* Task details
Below is a block of records; repeat each one exactly.

-- BEGIN --

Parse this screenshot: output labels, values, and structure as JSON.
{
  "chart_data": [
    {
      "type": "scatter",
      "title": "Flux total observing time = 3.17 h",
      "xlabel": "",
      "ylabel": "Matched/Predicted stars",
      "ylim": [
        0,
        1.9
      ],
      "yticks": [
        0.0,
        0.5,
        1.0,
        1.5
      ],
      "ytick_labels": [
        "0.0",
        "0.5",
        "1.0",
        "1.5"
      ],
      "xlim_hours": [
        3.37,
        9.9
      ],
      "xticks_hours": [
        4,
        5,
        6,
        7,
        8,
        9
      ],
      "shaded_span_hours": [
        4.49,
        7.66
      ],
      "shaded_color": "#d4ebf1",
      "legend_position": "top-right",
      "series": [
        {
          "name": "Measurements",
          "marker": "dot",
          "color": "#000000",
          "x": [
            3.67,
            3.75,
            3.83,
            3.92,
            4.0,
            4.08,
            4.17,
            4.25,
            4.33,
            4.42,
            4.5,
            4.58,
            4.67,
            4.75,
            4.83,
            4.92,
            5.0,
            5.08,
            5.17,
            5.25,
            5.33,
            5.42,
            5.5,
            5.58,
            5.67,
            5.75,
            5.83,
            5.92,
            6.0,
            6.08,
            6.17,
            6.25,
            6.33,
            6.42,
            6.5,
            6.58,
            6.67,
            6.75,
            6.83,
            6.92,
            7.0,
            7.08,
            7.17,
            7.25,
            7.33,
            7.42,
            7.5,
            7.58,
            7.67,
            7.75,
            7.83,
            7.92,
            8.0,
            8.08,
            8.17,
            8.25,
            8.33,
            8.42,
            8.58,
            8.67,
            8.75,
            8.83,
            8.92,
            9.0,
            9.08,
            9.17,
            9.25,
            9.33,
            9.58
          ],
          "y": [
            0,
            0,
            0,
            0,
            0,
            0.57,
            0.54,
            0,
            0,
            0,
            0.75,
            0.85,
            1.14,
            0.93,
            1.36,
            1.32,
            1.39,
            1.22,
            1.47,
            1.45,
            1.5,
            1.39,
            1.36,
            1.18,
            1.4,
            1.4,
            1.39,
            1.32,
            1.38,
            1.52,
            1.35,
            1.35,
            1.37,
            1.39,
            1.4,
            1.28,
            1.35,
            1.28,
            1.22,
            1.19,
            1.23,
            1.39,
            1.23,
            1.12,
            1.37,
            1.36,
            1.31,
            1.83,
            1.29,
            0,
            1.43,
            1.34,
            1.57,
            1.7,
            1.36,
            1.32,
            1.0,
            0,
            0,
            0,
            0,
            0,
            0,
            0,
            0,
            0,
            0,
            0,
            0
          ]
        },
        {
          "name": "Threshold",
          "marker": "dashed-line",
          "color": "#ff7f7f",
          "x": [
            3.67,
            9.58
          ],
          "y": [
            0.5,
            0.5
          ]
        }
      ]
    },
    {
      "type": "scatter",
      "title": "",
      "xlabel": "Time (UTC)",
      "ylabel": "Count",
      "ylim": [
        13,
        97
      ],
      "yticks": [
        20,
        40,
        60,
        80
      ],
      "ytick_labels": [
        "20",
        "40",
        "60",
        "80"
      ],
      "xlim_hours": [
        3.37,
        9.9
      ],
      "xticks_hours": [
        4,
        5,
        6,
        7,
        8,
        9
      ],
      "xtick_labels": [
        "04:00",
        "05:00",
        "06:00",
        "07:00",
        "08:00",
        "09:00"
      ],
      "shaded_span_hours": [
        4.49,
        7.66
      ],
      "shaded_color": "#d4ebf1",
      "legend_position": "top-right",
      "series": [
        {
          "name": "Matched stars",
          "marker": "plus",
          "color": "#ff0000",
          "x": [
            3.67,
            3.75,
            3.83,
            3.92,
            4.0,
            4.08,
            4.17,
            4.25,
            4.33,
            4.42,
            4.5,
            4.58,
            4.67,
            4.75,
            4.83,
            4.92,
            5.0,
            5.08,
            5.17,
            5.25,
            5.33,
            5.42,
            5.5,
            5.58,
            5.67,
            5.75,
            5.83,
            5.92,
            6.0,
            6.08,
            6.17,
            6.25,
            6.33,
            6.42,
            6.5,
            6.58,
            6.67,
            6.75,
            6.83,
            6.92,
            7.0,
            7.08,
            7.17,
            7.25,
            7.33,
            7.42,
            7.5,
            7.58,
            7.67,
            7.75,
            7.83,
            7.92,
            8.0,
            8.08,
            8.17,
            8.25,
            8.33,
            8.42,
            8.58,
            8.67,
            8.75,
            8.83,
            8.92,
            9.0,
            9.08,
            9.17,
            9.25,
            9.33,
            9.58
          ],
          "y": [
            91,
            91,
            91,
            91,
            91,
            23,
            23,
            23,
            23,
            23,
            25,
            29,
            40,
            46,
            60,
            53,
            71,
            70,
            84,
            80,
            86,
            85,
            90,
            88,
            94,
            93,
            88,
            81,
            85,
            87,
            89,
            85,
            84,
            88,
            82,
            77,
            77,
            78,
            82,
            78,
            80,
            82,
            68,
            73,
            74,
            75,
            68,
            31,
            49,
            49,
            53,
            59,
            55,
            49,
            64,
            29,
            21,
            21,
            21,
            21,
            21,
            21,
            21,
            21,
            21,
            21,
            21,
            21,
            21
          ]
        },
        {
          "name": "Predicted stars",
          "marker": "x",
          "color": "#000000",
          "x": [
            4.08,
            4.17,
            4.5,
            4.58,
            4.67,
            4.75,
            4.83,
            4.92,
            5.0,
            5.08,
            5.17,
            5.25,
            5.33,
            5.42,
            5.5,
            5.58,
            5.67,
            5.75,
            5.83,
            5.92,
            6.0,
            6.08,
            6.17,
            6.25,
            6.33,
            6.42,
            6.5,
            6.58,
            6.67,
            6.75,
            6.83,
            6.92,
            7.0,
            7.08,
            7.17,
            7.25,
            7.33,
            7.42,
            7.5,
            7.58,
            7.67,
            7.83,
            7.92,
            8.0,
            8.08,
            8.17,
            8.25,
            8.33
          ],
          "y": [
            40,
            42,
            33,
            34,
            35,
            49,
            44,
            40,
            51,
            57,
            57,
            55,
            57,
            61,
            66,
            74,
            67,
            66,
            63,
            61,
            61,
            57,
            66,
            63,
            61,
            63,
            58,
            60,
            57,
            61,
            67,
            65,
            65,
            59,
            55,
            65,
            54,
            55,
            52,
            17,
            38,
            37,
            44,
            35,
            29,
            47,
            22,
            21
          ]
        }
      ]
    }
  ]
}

-- END --

* Finished exercise
Parse this screenshot: output labels, values, and structure as JSON.
{
  "chart_data": [
    {
      "type": "scatter",
      "title": "Flux total observing time = 3.17 h",
      "xlabel": "",
      "ylabel": "Matched/Predicted stars",
      "ylim": [
        0,
        1.9
      ],
      "yticks": [
        0.0,
        0.5,
        1.0,
        1.5
      ],
      "ytick_labels": [
        "0.0",
        "0.5",
        "1.0",
        "1.5"
      ],
      "xlim_hours": [
        3.37,
        9.9
      ],
      "xticks_hours": [
        4,
        5,
        6,
        7,
        8,
        9
      ],
      "shaded_span_hours": [
        4.49,
        7.66
      ],
      "shaded_color": "#d4ebf1",
      "legend_position": "top-right",
      "series": [
        {
          "name": "Measurements",
          "marker": "dot",
          "color": "#000000",
          "x": [
            3.67,
            3.75,
            3.83,
            3.92,
            4.0,
            4.08,
            4.17,
            4.25,
            4.33,
            4.42,
            4.5,
            4.58,
            4.67,
            4.75,
            4.83,
            4.92,
            5.0,
            5.08,
            5.17,
            5.25,
            5.33,
            5.42,
            5.5,
            5.58,
            5.67,
            5.75,
            5.83,
            5.92,
            6.0,
            6.08,
            6.17,
            6.25,
            6.33,
            6.42,
            6.5,
            6.58,
            6.67,
            6.75,
            6.83,
            6.92,
            7.0,
            7.08,
            7.17,
            7.25,
            7.33,
            7.42,
            7.5,
            7.58,
            7.67,
            7.75,
            7.83,
            7.92,
            8.0,
            8.08,
            8.17,
            8.25,
            8.33,
            8.42,
            8.58,
            8.67,
            8.75,
            8.83,
            8.92,
            9.0,
            9.08,
            9.17,
            9.25,
            9.33,
            9.58
          ],
          "y": [
            0,
            0,
            0,
            0,
            0,
            0.57,
            0.54,
            0,
            0,
            0,
            0.75,
            0.85,
            1.14,
            0.93,
            1.36,
            1.32,
            1.39,
            1.22,
            1.47,
            1.45,
            1.5,
            1.39,
            1.36,
            1.18,
            1.4,
            1.4,
            1.39,
            1.32,
            1.38,
            1.52,
            1.35,
            1.35,
            1.37,
            1.39,
            1.4,
            1.28,
            1.35,
            1.28,
            1.22,
            1.19,
            1.23,
            1.39,
            1.23,
            1.12,
            1.37,
            1.36,
            1.31,
            1.83,
            1.29,
            0,
            1.43,
            1.34,
            1.57,
            1.7,
            1.36,
            1.32,
            1.0,
            0,
            0,
            0,
            0,
            0,
            0,
            0,
            0,
            0,
            0,
            0,
            0
          ]
        },
        {
          "name": "Threshold",
          "marker": "dashed-line",
          "color": "#ff7f7f",
          "x": [
            3.67,
            9.58
          ],
          "y": [
            0.5,
            0.5
          ]
        }
      ]
    },
    {
      "type": "scatter",
      "title": "",
      "xlabel": "Time (UTC)",
      "ylabel": "Count",
      "ylim": [
        13,
        97
      ],
      "yticks": [
        20,
        40,
        60,
        80
      ],
      "ytick_labels": [
        "20",
        "40",
        "60",
        "80"
      ],
      "xlim_hours": [
        3.37,
        9.9
      ],
      "xticks_hours": [
        4,
        5,
        6,
        7,
        8,
        9
      ],
      "xtick_labels": [
        "04:00",
        "05:00",
        "06:00",
        "07:00",
        "08:00",
        "09:00"
      ],
      "shaded_span_hours": [
        4.49,
        7.66
      ],
      "shaded_color": "#d4ebf1",
      "legend_position": "top-right",
      "series": [
        {
          "name": "Matched stars",
          "marker": "plus",
          "color": "#ff0000",
          "x": [
            3.67,
            3.75,
            3.83,
            3.92,
            4.0,
            4.08,
            4.17,
            4.25,
            4.33,
            4.42,
            4.5,
            4.58,
            4.67,
            4.75,
            4.83,
            4.92,
            5.0,
            5.08,
            5.17,
            5.25,
            5.33,
            5.42,
            5.5,
            5.58,
            5.67,
            5.75,
            5.83,
            5.92,
            6.0,
            6.08,
            6.17,
            6.25,
            6.33,
            6.42,
            6.5,
            6.58,
            6.67,
            6.75,
            6.83,
            6.92,
            7.0,
            7.08,
            7.17,
            7.25,
            7.33,
            7.42,
            7.5,
            7.58,
            7.67,
            7.75,
            7.83,
            7.92,
            8.0,
            8.08,
            8.17,
            8.25,
            8.33,
            8.42,
            8.58,
            8.67,
            8.75,
            8.83,
            8.92,
            9.0,
            9.08,
            9.17,
            9.25,
            9.33,
            9.58
          ],
          "y": [
            91,
            91,
            91,
            91,
            91,
            23,
            23,
            23,
            23,
            23,
            25,
            29,
            40,
            46,
            60,
            53,
            71,
            70,
            84,
            80,
            86,
            85,
            90,
            88,
            94,
            93,
            88,
            81,
            85,
            87,
            89,
            85,
            84,
            88,
            82,
            77,
            77,
            78,
            82,
            78,
            80,
            82,
            68,
            73,
            74,
            75,
            68,
            31,
            49,
            49,
            53,
            59,
            55,
            49,
            64,
            29,
            21,
            21,
            21,
            21,
            21,
            21,
            21,
            21,
            21,
            21,
            21,
            21,
            21
          ]
        },
        {
          "name": "Predicted stars",
          "marker": "x",
          "color": "#000000",
          "x": [
            4.08,
            4.17,
            4.5,
            4.58,
            4.67,
            4.75,
            4.83,
            4.92,
            5.0,
            5.08,
            5.17,
            5.25,
            5.33,
            5.42,
            5.5,
            5.58,
            5.67,
            5.75,
            5.83,
            5.92,
            6.0,
            6.08,
            6.17,
            6.25,
            6.33,
            6.42,
            6.5,
            6.58,
            6.67,
            6.75,
            6.83,
            6.92,
            7.0,
            7.08,
            7.17,
            7.25,
            7.33,
            7.42,
            7.5,
            7.58,
            7.67,
            7.83,
            7.92,
            8.0,
            8.08,
            8.17,
            8.25,
            8.33
          ],
          "y": [
            40,
            42,
            33,
            34,
            35,
            49,
            44,
            40,
            51,
            57,
            57,
            55,
            57,
            61,
            66,
            74,
            67,
            66,
            63,
            61,
            61,
            57,
            66,
            63,
            61,
            63,
            58,
            60,
            57,
            61,
            67,
            65,
            65,
            59,
            55,
            65,
            54,
            55,
            52,
            17,
            38,
            37,
            44,
            35,
            29,
            47,
            22,
            21
          ]
        }
      ]
    }
  ]
}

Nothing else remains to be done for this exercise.